** EXERCISE DIRECTIONS **
Your task is to repeat all of the data exactly while excluding the pictures.

** AVAILABLE RECORDS **
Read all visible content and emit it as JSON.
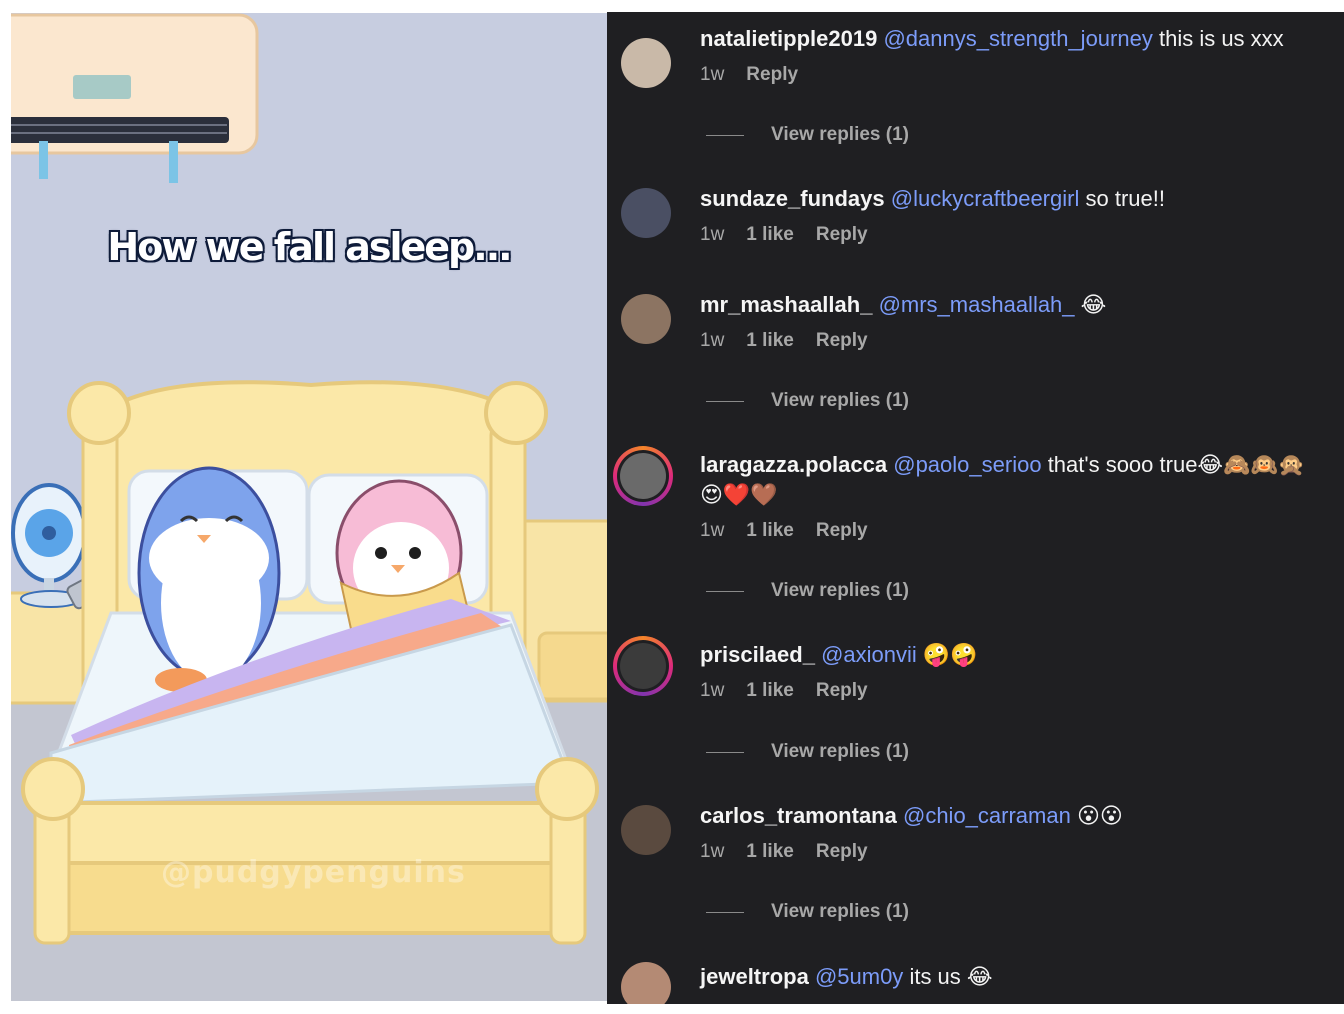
{
  "video": {
    "caption": "How we fall asleep...",
    "watermark": "@pudgypenguins"
  },
  "comments": [
    {
      "username": "natalietipple2019",
      "mention": "@dannys_strength_journey",
      "text": "this is us xxx",
      "time": "1w",
      "likes": "",
      "reply_label": "Reply",
      "view_replies": "View replies (1)",
      "avatar_color": "#c9b9a8",
      "story_ring": false
    },
    {
      "username": "sundaze_fundays",
      "mention": "@luckycraftbeergirl",
      "text": "so true!!",
      "time": "1w",
      "likes": "1 like",
      "reply_label": "Reply",
      "view_replies": "",
      "avatar_color": "#4a4f63",
      "story_ring": false
    },
    {
      "username": "mr_mashaallah_",
      "mention": "@mrs_mashaallah_",
      "text": "😂",
      "time": "1w",
      "likes": "1 like",
      "reply_label": "Reply",
      "view_replies": "View replies (1)",
      "avatar_color": "#8c7462",
      "story_ring": false
    },
    {
      "username": "laragazza.polacca",
      "mention": "@paolo_serioo",
      "text": "that's sooo true😂🙈🙉🙊",
      "text2": "😍❤️🤎",
      "time": "1w",
      "likes": "1 like",
      "reply_label": "Reply",
      "view_replies": "View replies (1)",
      "avatar_color": "#6a6a6a",
      "story_ring": true
    },
    {
      "username": "priscilaed_",
      "mention": "@axionvii",
      "text": "🤪🤪",
      "time": "1w",
      "likes": "1 like",
      "reply_label": "Reply",
      "view_replies": "View replies (1)",
      "avatar_color": "#3b3b3b",
      "story_ring": true
    },
    {
      "username": "carlos_tramontana",
      "mention": "@chio_carraman",
      "text": "😮😮",
      "time": "1w",
      "likes": "1 like",
      "reply_label": "Reply",
      "view_replies": "View replies (1)",
      "avatar_color": "#5a4a3f",
      "story_ring": false
    },
    {
      "username": "jeweltropa",
      "mention": "@5um0y",
      "text": "its us 😂",
      "time": "",
      "likes": "",
      "reply_label": "",
      "view_replies": "",
      "avatar_color": "#b48a74",
      "story_ring": false
    }
  ]
}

** EXERCISE RESPONSE **
Read all visible content and emit it as JSON.
{
  "video": {
    "caption": "How we fall asleep...",
    "watermark": "@pudgypenguins"
  },
  "comments": [
    {
      "username": "natalietipple2019",
      "mention": "@dannys_strength_journey",
      "text": "this is us xxx",
      "time": "1w",
      "likes": "",
      "reply_label": "Reply",
      "view_replies": "View replies (1)",
      "avatar_color": "#c9b9a8",
      "story_ring": false
    },
    {
      "username": "sundaze_fundays",
      "mention": "@luckycraftbeergirl",
      "text": "so true!!",
      "time": "1w",
      "likes": "1 like",
      "reply_label": "Reply",
      "view_replies": "",
      "avatar_color": "#4a4f63",
      "story_ring": false
    },
    {
      "username": "mr_mashaallah_",
      "mention": "@mrs_mashaallah_",
      "text": "😂",
      "time": "1w",
      "likes": "1 like",
      "reply_label": "Reply",
      "view_replies": "View replies (1)",
      "avatar_color": "#8c7462",
      "story_ring": false
    },
    {
      "username": "laragazza.polacca",
      "mention": "@paolo_serioo",
      "text": "that's sooo true😂🙈🙉🙊",
      "text2": "😍❤️🤎",
      "time": "1w",
      "likes": "1 like",
      "reply_label": "Reply",
      "view_replies": "View replies (1)",
      "avatar_color": "#6a6a6a",
      "story_ring": true
    },
    {
      "username": "priscilaed_",
      "mention": "@axionvii",
      "text": "🤪🤪",
      "time": "1w",
      "likes": "1 like",
      "reply_label": "Reply",
      "view_replies": "View replies (1)",
      "avatar_color": "#3b3b3b",
      "story_ring": true
    },
    {
      "username": "carlos_tramontana",
      "mention": "@chio_carraman",
      "text": "😮😮",
      "time": "1w",
      "likes": "1 like",
      "reply_label": "Reply",
      "view_replies": "View replies (1)",
      "avatar_color": "#5a4a3f",
      "story_ring": false
    },
    {
      "username": "jeweltropa",
      "mention": "@5um0y",
      "text": "its us 😂",
      "time": "",
      "likes": "",
      "reply_label": "",
      "view_replies": "",
      "avatar_color": "#b48a74",
      "story_ring": false
    }
  ]
}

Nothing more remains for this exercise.